**What you are asked to do**
Restate, word for word, every line of the data.

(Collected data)
------------------------
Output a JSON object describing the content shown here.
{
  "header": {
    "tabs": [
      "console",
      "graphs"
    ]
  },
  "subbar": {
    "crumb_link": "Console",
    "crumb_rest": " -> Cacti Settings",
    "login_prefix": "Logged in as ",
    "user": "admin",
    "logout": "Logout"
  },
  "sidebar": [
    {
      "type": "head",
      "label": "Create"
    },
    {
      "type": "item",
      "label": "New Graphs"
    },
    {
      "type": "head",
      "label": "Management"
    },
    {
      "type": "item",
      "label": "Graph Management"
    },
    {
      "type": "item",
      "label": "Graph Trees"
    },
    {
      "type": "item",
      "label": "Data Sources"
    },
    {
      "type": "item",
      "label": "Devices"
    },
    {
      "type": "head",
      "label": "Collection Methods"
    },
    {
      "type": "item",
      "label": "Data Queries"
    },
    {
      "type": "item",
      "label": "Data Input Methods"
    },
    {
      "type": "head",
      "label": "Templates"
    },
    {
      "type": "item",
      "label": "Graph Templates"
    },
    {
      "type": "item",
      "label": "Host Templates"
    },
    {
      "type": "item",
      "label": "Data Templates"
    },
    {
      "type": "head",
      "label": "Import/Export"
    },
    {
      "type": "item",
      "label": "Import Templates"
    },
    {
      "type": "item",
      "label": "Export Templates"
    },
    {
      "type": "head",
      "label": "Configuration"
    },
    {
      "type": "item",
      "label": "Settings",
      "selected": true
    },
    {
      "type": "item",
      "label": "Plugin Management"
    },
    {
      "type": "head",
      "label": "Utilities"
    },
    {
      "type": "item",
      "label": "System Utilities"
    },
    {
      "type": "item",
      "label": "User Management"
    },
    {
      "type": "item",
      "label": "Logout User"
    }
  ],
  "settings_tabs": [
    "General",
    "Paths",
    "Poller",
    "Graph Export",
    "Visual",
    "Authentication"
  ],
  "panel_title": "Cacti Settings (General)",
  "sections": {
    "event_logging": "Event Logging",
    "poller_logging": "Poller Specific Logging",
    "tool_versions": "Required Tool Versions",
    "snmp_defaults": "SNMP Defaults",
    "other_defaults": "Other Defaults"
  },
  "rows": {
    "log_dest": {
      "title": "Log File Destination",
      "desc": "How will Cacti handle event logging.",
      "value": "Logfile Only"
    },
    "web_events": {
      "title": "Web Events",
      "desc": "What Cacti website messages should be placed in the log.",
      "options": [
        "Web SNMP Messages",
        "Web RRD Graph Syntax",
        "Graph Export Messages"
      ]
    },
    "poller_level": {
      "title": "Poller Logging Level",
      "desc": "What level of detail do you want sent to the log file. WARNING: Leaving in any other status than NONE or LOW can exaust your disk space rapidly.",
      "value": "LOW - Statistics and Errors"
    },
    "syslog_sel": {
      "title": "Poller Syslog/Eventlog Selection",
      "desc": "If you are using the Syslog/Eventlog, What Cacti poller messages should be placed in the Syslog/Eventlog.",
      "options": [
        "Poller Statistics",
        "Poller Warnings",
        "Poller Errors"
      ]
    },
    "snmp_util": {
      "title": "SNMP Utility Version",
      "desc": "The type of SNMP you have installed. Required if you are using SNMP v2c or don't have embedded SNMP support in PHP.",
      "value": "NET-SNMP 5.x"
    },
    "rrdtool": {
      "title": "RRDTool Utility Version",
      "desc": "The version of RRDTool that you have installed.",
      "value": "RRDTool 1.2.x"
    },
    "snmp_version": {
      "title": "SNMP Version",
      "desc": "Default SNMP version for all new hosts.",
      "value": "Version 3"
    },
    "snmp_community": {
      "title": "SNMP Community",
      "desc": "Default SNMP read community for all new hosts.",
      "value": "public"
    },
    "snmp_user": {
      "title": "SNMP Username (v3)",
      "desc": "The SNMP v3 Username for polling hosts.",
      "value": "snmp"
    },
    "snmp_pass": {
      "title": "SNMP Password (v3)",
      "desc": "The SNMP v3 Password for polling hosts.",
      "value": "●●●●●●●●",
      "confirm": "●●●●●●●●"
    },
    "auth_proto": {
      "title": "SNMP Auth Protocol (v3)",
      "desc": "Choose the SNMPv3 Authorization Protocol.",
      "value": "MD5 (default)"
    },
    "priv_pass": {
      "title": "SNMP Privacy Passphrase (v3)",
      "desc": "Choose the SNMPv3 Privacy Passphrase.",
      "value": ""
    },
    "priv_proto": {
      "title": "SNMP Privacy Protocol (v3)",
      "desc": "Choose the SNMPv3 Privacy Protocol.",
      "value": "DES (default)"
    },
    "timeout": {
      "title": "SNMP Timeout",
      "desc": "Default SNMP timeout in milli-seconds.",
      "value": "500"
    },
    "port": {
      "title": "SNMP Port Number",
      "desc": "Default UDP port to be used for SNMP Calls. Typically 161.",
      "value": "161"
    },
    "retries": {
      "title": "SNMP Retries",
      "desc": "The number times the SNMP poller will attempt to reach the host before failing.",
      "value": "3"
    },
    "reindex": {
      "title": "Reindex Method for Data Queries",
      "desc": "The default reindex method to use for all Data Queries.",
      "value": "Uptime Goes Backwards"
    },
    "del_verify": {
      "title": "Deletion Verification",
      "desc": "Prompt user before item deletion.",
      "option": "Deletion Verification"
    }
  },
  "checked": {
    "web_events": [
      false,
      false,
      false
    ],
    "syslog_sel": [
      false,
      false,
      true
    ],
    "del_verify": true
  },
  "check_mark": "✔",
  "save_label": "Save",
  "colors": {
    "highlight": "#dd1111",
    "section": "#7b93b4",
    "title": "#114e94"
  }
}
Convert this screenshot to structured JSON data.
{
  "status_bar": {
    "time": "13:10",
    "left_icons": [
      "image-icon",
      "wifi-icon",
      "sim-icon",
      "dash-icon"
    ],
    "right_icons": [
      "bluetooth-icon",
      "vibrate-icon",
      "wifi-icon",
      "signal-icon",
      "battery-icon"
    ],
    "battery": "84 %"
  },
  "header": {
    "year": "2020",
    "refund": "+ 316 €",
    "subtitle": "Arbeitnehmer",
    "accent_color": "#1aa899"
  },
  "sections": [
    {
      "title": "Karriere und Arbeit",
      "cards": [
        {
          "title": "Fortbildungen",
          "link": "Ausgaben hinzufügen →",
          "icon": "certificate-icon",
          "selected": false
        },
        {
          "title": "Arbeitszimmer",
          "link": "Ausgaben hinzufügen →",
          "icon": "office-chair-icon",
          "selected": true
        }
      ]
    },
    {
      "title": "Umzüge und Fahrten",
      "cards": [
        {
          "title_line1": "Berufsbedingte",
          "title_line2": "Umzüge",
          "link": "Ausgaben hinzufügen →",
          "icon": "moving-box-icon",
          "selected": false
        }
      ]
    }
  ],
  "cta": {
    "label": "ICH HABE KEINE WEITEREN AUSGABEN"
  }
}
------------------------
**Correct response**
Output a JSON object describing the content shown here.
{
  "header": {
    "tabs": [
      "console",
      "graphs"
    ]
  },
  "subbar": {
    "crumb_link": "Console",
    "crumb_rest": " -> Cacti Settings",
    "login_prefix": "Logged in as ",
    "user": "admin",
    "logout": "Logout"
  },
  "sidebar": [
    {
      "type": "head",
      "label": "Create"
    },
    {
      "type": "item",
      "label": "New Graphs"
    },
    {
      "type": "head",
      "label": "Management"
    },
    {
      "type": "item",
      "label": "Graph Management"
    },
    {
      "type": "item",
      "label": "Graph Trees"
    },
    {
      "type": "item",
      "label": "Data Sources"
    },
    {
      "type": "item",
      "label": "Devices"
    },
    {
      "type": "head",
      "label": "Collection Methods"
    },
    {
      "type": "item",
      "label": "Data Queries"
    },
    {
      "type": "item",
      "label": "Data Input Methods"
    },
    {
      "type": "head",
      "label": "Templates"
    },
    {
      "type": "item",
      "label": "Graph Templates"
    },
    {
      "type": "item",
      "label": "Host Templates"
    },
    {
      "type": "item",
      "label": "Data Templates"
    },
    {
      "type": "head",
      "label": "Import/Export"
    },
    {
      "type": "item",
      "label": "Import Templates"
    },
    {
      "type": "item",
      "label": "Export Templates"
    },
    {
      "type": "head",
      "label": "Configuration"
    },
    {
      "type": "item",
      "label": "Settings",
      "selected": true
    },
    {
      "type": "item",
      "label": "Plugin Management"
    },
    {
      "type": "head",
      "label": "Utilities"
    },
    {
      "type": "item",
      "label": "System Utilities"
    },
    {
      "type": "item",
      "label": "User Management"
    },
    {
      "type": "item",
      "label": "Logout User"
    }
  ],
  "settings_tabs": [
    "General",
    "Paths",
    "Poller",
    "Graph Export",
    "Visual",
    "Authentication"
  ],
  "panel_title": "Cacti Settings (General)",
  "sections": {
    "event_logging": "Event Logging",
    "poller_logging": "Poller Specific Logging",
    "tool_versions": "Required Tool Versions",
    "snmp_defaults": "SNMP Defaults",
    "other_defaults": "Other Defaults"
  },
  "rows": {
    "log_dest": {
      "title": "Log File Destination",
      "desc": "How will Cacti handle event logging.",
      "value": "Logfile Only"
    },
    "web_events": {
      "title": "Web Events",
      "desc": "What Cacti website messages should be placed in the log.",
      "options": [
        "Web SNMP Messages",
        "Web RRD Graph Syntax",
        "Graph Export Messages"
      ]
    },
    "poller_level": {
      "title": "Poller Logging Level",
      "desc": "What level of detail do you want sent to the log file. WARNING: Leaving in any other status than NONE or LOW can exaust your disk space rapidly.",
      "value": "LOW - Statistics and Errors"
    },
    "syslog_sel": {
      "title": "Poller Syslog/Eventlog Selection",
      "desc": "If you are using the Syslog/Eventlog, What Cacti poller messages should be placed in the Syslog/Eventlog.",
      "options": [
        "Poller Statistics",
        "Poller Warnings",
        "Poller Errors"
      ]
    },
    "snmp_util": {
      "title": "SNMP Utility Version",
      "desc": "The type of SNMP you have installed. Required if you are using SNMP v2c or don't have embedded SNMP support in PHP.",
      "value": "NET-SNMP 5.x"
    },
    "rrdtool": {
      "title": "RRDTool Utility Version",
      "desc": "The version of RRDTool that you have installed.",
      "value": "RRDTool 1.2.x"
    },
    "snmp_version": {
      "title": "SNMP Version",
      "desc": "Default SNMP version for all new hosts.",
      "value": "Version 3"
    },
    "snmp_community": {
      "title": "SNMP Community",
      "desc": "Default SNMP read community for all new hosts.",
      "value": "public"
    },
    "snmp_user": {
      "title": "SNMP Username (v3)",
      "desc": "The SNMP v3 Username for polling hosts.",
      "value": "snmp"
    },
    "snmp_pass": {
      "title": "SNMP Password (v3)",
      "desc": "The SNMP v3 Password for polling hosts.",
      "value": "●●●●●●●●",
      "confirm": "●●●●●●●●"
    },
    "auth_proto": {
      "title": "SNMP Auth Protocol (v3)",
      "desc": "Choose the SNMPv3 Authorization Protocol.",
      "value": "MD5 (default)"
    },
    "priv_pass": {
      "title": "SNMP Privacy Passphrase (v3)",
      "desc": "Choose the SNMPv3 Privacy Passphrase.",
      "value": ""
    },
    "priv_proto": {
      "title": "SNMP Privacy Protocol (v3)",
      "desc": "Choose the SNMPv3 Privacy Protocol.",
      "value": "DES (default)"
    },
    "timeout": {
      "title": "SNMP Timeout",
      "desc": "Default SNMP timeout in milli-seconds.",
      "value": "500"
    },
    "port": {
      "title": "SNMP Port Number",
      "desc": "Default UDP port to be used for SNMP Calls. Typically 161.",
      "value": "161"
    },
    "retries": {
      "title": "SNMP Retries",
      "desc": "The number times the SNMP poller will attempt to reach the host before failing.",
      "value": "3"
    },
    "reindex": {
      "title": "Reindex Method for Data Queries",
      "desc": "The default reindex method to use for all Data Queries.",
      "value": "Uptime Goes Backwards"
    },
    "del_verify": {
      "title": "Deletion Verification",
      "desc": "Prompt user before item deletion.",
      "option": "Deletion Verification"
    }
  },
  "checked": {
    "web_events": [
      false,
      false,
      false
    ],
    "syslog_sel": [
      false,
      false,
      true
    ],
    "del_verify": true
  },
  "check_mark": "✔",
  "save_label": "Save",
  "colors": {
    "highlight": "#dd1111",
    "section": "#7b93b4",
    "title": "#114e94"
  }
}
Convert this screenshot to structured JSON data.
{
  "status_bar": {
    "time": "13:10",
    "left_icons": [
      "image-icon",
      "wifi-icon",
      "sim-icon",
      "dash-icon"
    ],
    "right_icons": [
      "bluetooth-icon",
      "vibrate-icon",
      "wifi-icon",
      "signal-icon",
      "battery-icon"
    ],
    "battery": "84 %"
  },
  "header": {
    "year": "2020",
    "refund": "+ 316 €",
    "subtitle": "Arbeitnehmer",
    "accent_color": "#1aa899"
  },
  "sections": [
    {
      "title": "Karriere und Arbeit",
      "cards": [
        {
          "title": "Fortbildungen",
          "link": "Ausgaben hinzufügen →",
          "icon": "certificate-icon",
          "selected": false
        },
        {
          "title": "Arbeitszimmer",
          "link": "Ausgaben hinzufügen →",
          "icon": "office-chair-icon",
          "selected": true
        }
      ]
    },
    {
      "title": "Umzüge und Fahrten",
      "cards": [
        {
          "title_line1": "Berufsbedingte",
          "title_line2": "Umzüge",
          "link": "Ausgaben hinzufügen →",
          "icon": "moving-box-icon",
          "selected": false
        }
      ]
    }
  ],
  "cta": {
    "label": "ICH HABE KEINE WEITEREN AUSGABEN"
  }
}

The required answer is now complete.